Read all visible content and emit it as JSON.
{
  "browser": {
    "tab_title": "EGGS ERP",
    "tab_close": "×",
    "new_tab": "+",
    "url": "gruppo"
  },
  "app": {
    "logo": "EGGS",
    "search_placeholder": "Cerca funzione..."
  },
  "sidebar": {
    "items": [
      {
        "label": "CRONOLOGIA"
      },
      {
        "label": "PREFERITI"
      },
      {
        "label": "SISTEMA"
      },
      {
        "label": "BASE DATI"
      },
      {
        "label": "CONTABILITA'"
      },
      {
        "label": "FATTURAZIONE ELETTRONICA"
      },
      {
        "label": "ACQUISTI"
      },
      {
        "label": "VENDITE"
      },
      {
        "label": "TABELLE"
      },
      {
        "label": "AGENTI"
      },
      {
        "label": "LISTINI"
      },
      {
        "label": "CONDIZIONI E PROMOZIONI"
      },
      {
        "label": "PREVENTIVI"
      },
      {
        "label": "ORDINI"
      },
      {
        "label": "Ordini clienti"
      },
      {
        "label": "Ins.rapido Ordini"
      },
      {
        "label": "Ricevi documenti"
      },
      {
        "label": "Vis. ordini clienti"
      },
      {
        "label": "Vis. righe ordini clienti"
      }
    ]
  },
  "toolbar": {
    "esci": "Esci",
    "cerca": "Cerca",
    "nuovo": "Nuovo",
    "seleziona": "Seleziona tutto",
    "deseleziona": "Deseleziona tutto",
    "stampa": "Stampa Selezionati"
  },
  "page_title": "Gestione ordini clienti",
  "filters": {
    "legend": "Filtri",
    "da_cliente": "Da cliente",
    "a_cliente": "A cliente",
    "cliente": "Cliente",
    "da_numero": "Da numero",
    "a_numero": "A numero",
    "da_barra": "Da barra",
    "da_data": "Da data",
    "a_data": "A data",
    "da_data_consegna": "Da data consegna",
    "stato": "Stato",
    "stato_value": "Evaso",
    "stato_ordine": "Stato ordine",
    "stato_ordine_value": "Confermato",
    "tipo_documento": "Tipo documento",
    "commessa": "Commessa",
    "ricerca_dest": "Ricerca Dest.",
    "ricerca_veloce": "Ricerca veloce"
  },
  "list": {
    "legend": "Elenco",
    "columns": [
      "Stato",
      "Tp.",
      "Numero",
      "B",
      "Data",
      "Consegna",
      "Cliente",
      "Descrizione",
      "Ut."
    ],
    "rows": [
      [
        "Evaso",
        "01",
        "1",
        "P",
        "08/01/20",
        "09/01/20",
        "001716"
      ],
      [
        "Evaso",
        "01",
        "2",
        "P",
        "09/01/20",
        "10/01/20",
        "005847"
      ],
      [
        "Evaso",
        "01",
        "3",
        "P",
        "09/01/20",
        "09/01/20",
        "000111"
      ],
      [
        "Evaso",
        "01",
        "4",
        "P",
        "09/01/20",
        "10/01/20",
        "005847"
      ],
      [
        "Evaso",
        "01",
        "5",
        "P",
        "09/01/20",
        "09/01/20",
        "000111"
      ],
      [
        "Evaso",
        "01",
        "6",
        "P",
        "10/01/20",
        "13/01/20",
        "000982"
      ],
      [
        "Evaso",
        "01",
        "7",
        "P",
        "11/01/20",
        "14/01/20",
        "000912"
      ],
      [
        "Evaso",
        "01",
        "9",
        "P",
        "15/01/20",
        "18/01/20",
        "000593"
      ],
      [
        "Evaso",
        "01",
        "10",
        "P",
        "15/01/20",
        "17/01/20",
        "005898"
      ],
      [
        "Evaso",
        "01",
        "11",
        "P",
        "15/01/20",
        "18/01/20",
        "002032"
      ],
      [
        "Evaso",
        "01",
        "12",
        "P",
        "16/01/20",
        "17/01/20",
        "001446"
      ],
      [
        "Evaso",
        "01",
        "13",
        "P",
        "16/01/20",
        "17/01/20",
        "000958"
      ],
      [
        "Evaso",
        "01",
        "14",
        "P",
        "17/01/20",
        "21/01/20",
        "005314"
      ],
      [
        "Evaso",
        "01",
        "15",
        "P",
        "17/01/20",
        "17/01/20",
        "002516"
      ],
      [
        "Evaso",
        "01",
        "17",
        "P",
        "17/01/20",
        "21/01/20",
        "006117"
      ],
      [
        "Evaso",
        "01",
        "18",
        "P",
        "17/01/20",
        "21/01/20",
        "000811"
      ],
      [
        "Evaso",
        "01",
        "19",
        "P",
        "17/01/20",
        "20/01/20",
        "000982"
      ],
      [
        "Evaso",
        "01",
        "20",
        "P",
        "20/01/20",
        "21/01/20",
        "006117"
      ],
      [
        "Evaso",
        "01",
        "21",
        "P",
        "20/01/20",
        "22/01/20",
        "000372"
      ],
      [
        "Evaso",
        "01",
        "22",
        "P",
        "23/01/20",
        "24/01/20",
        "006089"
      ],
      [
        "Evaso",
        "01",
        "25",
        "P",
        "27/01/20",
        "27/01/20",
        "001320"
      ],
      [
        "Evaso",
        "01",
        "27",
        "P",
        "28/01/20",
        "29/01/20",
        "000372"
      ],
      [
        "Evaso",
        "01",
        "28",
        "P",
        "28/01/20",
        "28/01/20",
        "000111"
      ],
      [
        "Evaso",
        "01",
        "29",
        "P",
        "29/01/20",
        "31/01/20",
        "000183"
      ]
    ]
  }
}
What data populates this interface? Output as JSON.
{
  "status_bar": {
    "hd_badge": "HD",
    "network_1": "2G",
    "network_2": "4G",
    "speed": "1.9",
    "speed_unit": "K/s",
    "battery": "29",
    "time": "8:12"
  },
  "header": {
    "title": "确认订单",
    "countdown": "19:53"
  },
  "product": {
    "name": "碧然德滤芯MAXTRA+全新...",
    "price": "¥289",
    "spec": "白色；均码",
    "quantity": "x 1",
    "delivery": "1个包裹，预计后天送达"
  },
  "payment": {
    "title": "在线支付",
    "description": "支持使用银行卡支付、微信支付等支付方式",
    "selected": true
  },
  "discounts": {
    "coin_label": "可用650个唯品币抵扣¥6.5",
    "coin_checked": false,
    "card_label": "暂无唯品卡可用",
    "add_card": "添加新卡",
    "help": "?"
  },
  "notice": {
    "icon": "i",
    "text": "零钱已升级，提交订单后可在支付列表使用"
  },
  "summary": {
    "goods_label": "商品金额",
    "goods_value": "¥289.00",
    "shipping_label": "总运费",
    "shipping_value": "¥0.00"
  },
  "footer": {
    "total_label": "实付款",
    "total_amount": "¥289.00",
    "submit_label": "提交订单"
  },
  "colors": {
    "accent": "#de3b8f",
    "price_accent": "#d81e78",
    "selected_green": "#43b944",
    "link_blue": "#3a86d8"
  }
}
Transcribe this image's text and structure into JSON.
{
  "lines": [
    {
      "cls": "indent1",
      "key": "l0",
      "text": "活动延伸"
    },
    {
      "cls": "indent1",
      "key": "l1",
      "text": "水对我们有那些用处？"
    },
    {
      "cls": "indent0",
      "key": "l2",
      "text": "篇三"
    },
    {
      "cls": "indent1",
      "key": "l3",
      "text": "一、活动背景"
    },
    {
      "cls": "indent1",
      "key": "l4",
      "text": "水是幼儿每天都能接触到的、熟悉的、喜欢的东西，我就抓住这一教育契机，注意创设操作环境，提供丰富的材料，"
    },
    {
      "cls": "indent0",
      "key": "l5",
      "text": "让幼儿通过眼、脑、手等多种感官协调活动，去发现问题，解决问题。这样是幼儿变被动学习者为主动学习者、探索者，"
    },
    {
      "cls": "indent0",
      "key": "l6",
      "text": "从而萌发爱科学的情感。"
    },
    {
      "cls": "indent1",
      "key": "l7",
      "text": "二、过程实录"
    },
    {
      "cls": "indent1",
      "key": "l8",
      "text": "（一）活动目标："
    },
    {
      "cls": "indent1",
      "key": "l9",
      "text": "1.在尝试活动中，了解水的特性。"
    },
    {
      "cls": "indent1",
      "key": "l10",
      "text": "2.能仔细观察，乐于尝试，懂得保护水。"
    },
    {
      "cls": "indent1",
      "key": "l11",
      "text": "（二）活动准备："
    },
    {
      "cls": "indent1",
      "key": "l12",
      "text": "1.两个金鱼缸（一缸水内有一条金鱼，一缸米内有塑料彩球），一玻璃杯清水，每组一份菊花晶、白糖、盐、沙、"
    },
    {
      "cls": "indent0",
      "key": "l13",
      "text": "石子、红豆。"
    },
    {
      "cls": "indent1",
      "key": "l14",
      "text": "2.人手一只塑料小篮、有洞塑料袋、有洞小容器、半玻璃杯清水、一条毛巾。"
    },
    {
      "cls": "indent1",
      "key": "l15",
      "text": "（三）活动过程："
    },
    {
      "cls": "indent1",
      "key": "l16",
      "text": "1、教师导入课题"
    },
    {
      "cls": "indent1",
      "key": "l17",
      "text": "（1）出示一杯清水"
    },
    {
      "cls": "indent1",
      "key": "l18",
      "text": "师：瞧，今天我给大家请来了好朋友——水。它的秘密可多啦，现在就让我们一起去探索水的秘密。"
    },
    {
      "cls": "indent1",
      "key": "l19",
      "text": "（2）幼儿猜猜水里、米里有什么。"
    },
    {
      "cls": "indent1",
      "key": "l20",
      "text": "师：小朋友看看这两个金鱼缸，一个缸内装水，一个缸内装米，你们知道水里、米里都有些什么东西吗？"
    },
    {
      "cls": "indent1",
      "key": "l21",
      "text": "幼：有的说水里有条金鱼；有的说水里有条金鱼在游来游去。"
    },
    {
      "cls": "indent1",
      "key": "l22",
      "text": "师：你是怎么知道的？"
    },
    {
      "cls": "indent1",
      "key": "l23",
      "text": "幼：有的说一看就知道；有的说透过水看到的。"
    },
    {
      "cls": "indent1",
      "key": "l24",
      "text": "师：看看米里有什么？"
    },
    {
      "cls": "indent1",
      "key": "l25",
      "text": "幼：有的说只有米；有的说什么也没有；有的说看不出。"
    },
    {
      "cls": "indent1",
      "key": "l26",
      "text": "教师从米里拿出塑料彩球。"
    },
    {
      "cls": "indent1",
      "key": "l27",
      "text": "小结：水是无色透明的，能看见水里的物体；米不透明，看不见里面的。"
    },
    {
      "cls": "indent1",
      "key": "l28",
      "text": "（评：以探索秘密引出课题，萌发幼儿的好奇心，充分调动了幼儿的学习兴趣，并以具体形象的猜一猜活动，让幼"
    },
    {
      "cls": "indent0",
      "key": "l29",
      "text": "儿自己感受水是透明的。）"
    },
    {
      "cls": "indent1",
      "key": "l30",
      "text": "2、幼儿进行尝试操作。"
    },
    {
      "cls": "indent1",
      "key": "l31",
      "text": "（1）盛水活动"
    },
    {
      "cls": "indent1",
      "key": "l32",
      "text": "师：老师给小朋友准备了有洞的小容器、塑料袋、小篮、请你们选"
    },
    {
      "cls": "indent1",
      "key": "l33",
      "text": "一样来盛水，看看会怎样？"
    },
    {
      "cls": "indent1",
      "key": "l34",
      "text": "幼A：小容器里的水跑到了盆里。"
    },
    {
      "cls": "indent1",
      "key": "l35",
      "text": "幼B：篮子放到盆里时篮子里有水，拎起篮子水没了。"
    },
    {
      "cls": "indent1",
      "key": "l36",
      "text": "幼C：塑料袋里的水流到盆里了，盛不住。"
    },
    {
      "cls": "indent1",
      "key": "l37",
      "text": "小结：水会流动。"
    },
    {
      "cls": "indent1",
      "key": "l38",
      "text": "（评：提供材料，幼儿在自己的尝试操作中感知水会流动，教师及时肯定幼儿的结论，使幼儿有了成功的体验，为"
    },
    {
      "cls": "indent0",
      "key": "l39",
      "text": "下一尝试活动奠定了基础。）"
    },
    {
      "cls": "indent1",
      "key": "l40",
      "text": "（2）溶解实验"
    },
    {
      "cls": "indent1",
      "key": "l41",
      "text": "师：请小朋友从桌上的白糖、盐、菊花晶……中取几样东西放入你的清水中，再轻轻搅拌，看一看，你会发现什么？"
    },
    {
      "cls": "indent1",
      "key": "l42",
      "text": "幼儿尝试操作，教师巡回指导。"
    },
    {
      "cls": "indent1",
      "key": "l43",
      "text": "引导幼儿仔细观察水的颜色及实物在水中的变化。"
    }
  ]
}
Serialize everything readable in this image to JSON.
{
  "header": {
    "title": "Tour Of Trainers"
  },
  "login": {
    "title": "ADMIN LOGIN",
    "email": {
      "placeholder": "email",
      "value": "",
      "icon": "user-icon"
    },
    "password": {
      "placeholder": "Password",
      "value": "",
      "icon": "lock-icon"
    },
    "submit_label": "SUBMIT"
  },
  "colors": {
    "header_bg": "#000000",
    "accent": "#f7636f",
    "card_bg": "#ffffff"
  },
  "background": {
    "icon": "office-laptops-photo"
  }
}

===============

> Do this: Using the material above, work out how many lines contain the string "Ricerca". Give that number alone.

> Output of the exercise: 2